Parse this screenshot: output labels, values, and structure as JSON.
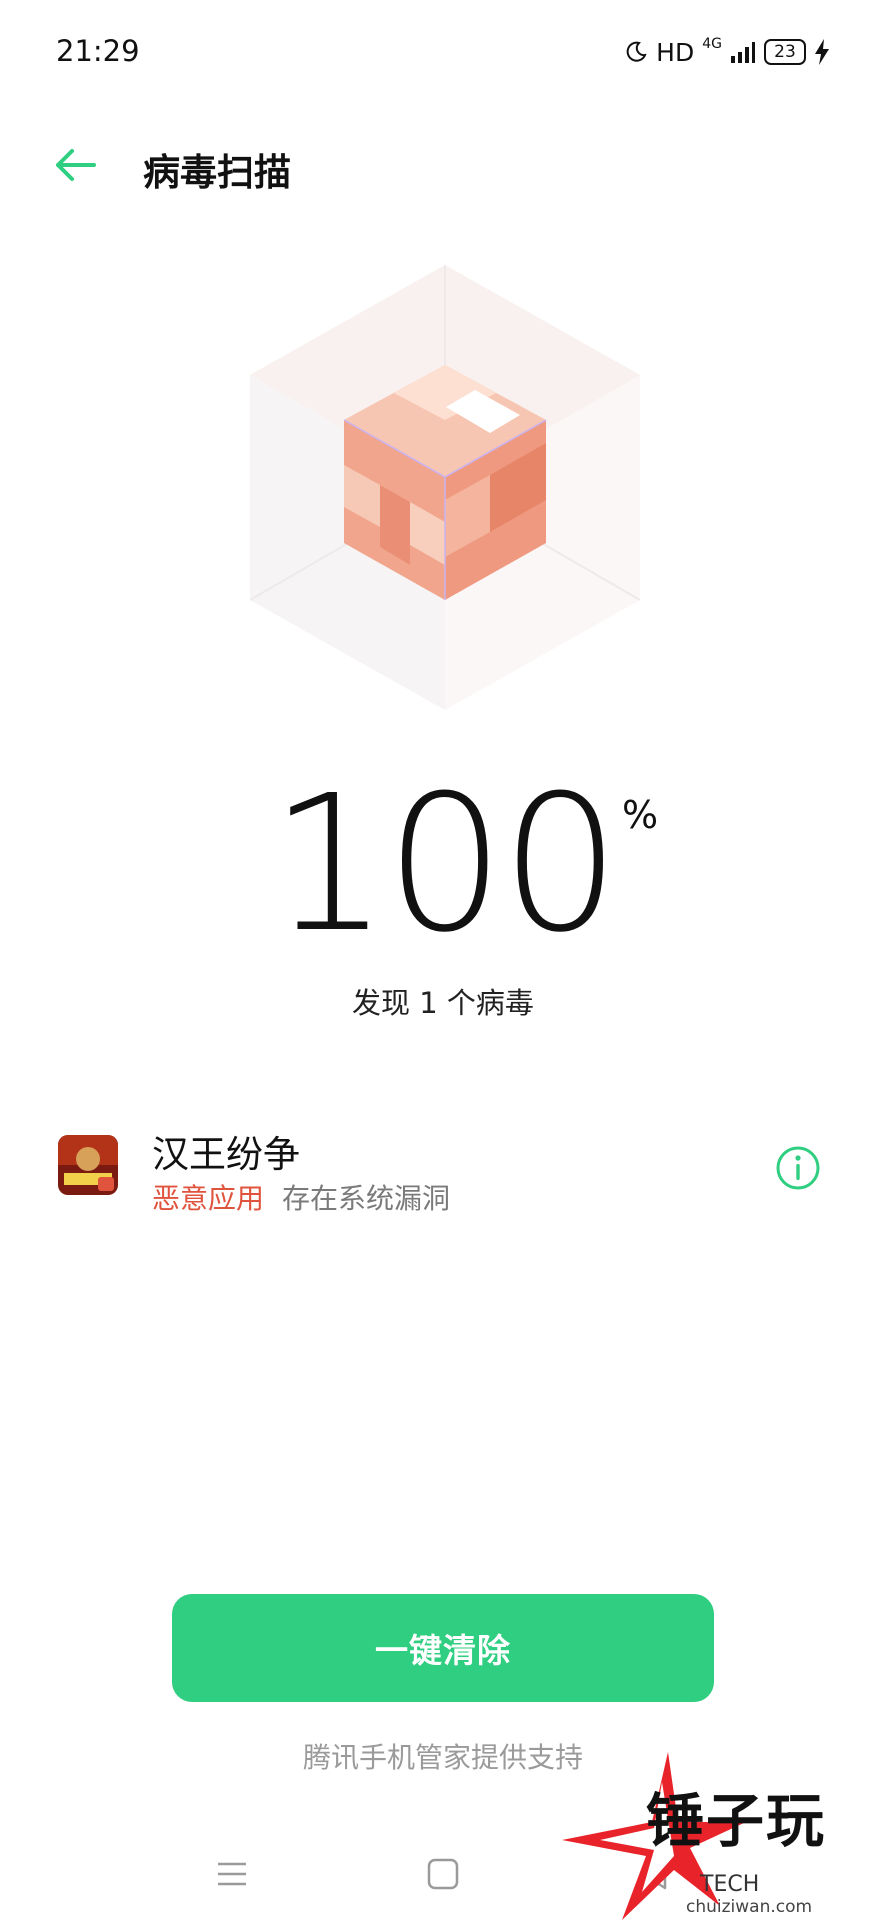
{
  "status_bar": {
    "time": "21:29",
    "hd": "HD",
    "network": "4G",
    "battery": "23"
  },
  "header": {
    "title": "病毒扫描"
  },
  "scan": {
    "percent": "100",
    "percent_sign": "%",
    "result_text": "发现 1 个病毒"
  },
  "threat": {
    "app_name": "汉王纷争",
    "threat_type": "恶意应用",
    "threat_desc": "存在系统漏洞"
  },
  "actions": {
    "clean_label": "一键清除"
  },
  "footer": {
    "support_text": "腾讯手机管家提供支持"
  },
  "watermark": {
    "brand": "锤子玩",
    "sub": "TECH",
    "url": "chuiziwan.com"
  },
  "colors": {
    "accent_green": "#2fce80",
    "warning_red": "#e0533c",
    "cube_orange": "#ee9a80"
  },
  "icons": {
    "back": "arrow-left-icon",
    "info": "info-icon",
    "moon": "moon-icon",
    "signal": "signal-icon",
    "charging": "bolt-icon",
    "nav_menu": "menu-icon",
    "nav_home": "home-square-icon",
    "nav_back": "back-triangle-icon"
  }
}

**Exercise directions:** Copy the entries exactly. Leave out the images.

**Response below:**
Parse this screenshot: output labels, values, and structure as JSON.
{
  "status_bar": {
    "time": "21:29",
    "hd": "HD",
    "network": "4G",
    "battery": "23"
  },
  "header": {
    "title": "病毒扫描"
  },
  "scan": {
    "percent": "100",
    "percent_sign": "%",
    "result_text": "发现 1 个病毒"
  },
  "threat": {
    "app_name": "汉王纷争",
    "threat_type": "恶意应用",
    "threat_desc": "存在系统漏洞"
  },
  "actions": {
    "clean_label": "一键清除"
  },
  "footer": {
    "support_text": "腾讯手机管家提供支持"
  },
  "watermark": {
    "brand": "锤子玩",
    "sub": "TECH",
    "url": "chuiziwan.com"
  },
  "colors": {
    "accent_green": "#2fce80",
    "warning_red": "#e0533c",
    "cube_orange": "#ee9a80"
  },
  "icons": {
    "back": "arrow-left-icon",
    "info": "info-icon",
    "moon": "moon-icon",
    "signal": "signal-icon",
    "charging": "bolt-icon",
    "nav_menu": "menu-icon",
    "nav_home": "home-square-icon",
    "nav_back": "back-triangle-icon"
  }
}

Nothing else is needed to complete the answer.